WHAT THIS TASK INVOLVES> Transcribe all of the records word for word, but omit the pictures.

Extracted data entries:
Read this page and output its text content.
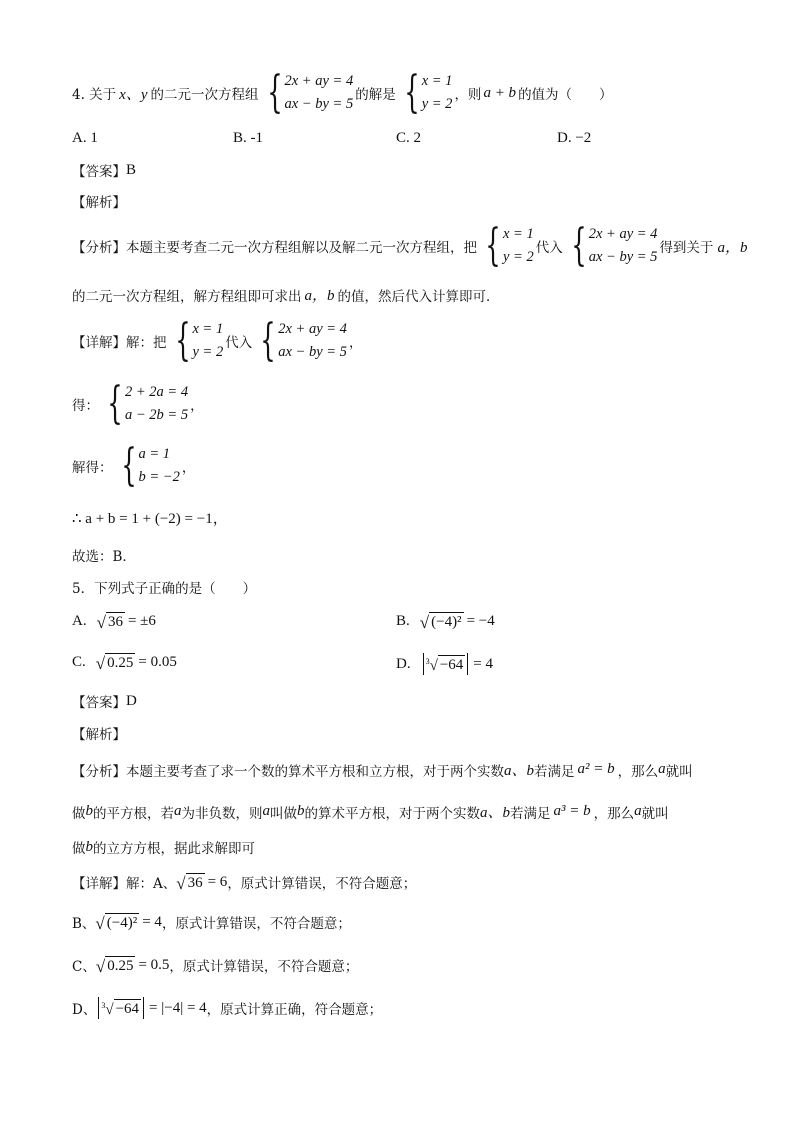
4. 关于 x、y 的二元一次方程组 { 2x + ay = 4
ax − by = 5
的解是 { x = 1
y = 2
，则 a + b 的值为（　　）
A. 1	B. -1	C. 2	D. −2
【答案】 B
【解析】
【分析】 本题主要考查二元一次方程组解以及解二元一次方程组，把 { x = 1
y = 2
代入 { 2x + ay = 4
ax − by = 5
得到关于 a，b
的二元一次方程组，解方程组即可求出 a，b 的值，然后代入计算即可．
【详解】 解：把 { x = 1
y = 2
代入 { 2x + ay = 4
ax − by = 5
，
得： { 2 + 2a = 4
a − 2b = 5
，
解得： { a = 1
b = −2
，
∴ a + b = 1 + (−2) = −1，
故选：B．
5．下列式子正确的是（　　）
A. √ 36 = ±6	B. √ (−4)² = −4
C. √ 0.25 = 0.05	D. $^3$√ −64 = 4
【答案】 D
【解析】
【分析】 本题主要考查了求一个数的算术平方根和立方根，对于两个实数 a、b 若满足 a² = b ，那么 a 就叫
做 b 的平方根，若 a 为非负数，则 a 叫做 b 的算术平方根，对于两个实数 a、b 若满足 a³ = b ，那么 a 就叫
做 b 的立方方根，据此求解即可
【详解】 解：A、 √ 36 = 6 ，原式计算错误，不符合题意；
B、 √ (−4)² = 4 ，原式计算错误，不符合题意；
C、 √ 0.25 = 0.5 ，原式计算错误，不符合题意；
D、 $^3$√ −64 = |−4| = 4 ，原式计算正确，符合题意；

CORRECT RESULT>
Read this page and output its text content.
4. 关于 x、y 的二元一次方程组 { 2x + ay = 4
ax − by = 5
的解是 { x = 1
y = 2
，则 a + b 的值为（　　）
A. 1	B. -1	C. 2	D. −2
【答案】 B
【解析】
【分析】 本题主要考查二元一次方程组解以及解二元一次方程组，把 { x = 1
y = 2
代入 { 2x + ay = 4
ax − by = 5
得到关于 a，b
的二元一次方程组，解方程组即可求出 a，b 的值，然后代入计算即可．
【详解】 解：把 { x = 1
y = 2
代入 { 2x + ay = 4
ax − by = 5
，
得： { 2 + 2a = 4
a − 2b = 5
，
解得： { a = 1
b = −2
，
∴ a + b = 1 + (−2) = −1，
故选：B．
5．下列式子正确的是（　　）
A. √ 36 = ±6	B. √ (−4)² = −4
C. √ 0.25 = 0.05	D. $^3$√ −64 = 4
【答案】 D
【解析】
【分析】 本题主要考查了求一个数的算术平方根和立方根，对于两个实数 a、b 若满足 a² = b ，那么 a 就叫
做 b 的平方根，若 a 为非负数，则 a 叫做 b 的算术平方根，对于两个实数 a、b 若满足 a³ = b ，那么 a 就叫
做 b 的立方方根，据此求解即可
【详解】 解：A、 √ 36 = 6 ，原式计算错误，不符合题意；
B、 √ (−4)² = 4 ，原式计算错误，不符合题意；
C、 √ 0.25 = 0.5 ，原式计算错误，不符合题意；
D、 $^3$√ −64 = |−4| = 4 ，原式计算正确，符合题意；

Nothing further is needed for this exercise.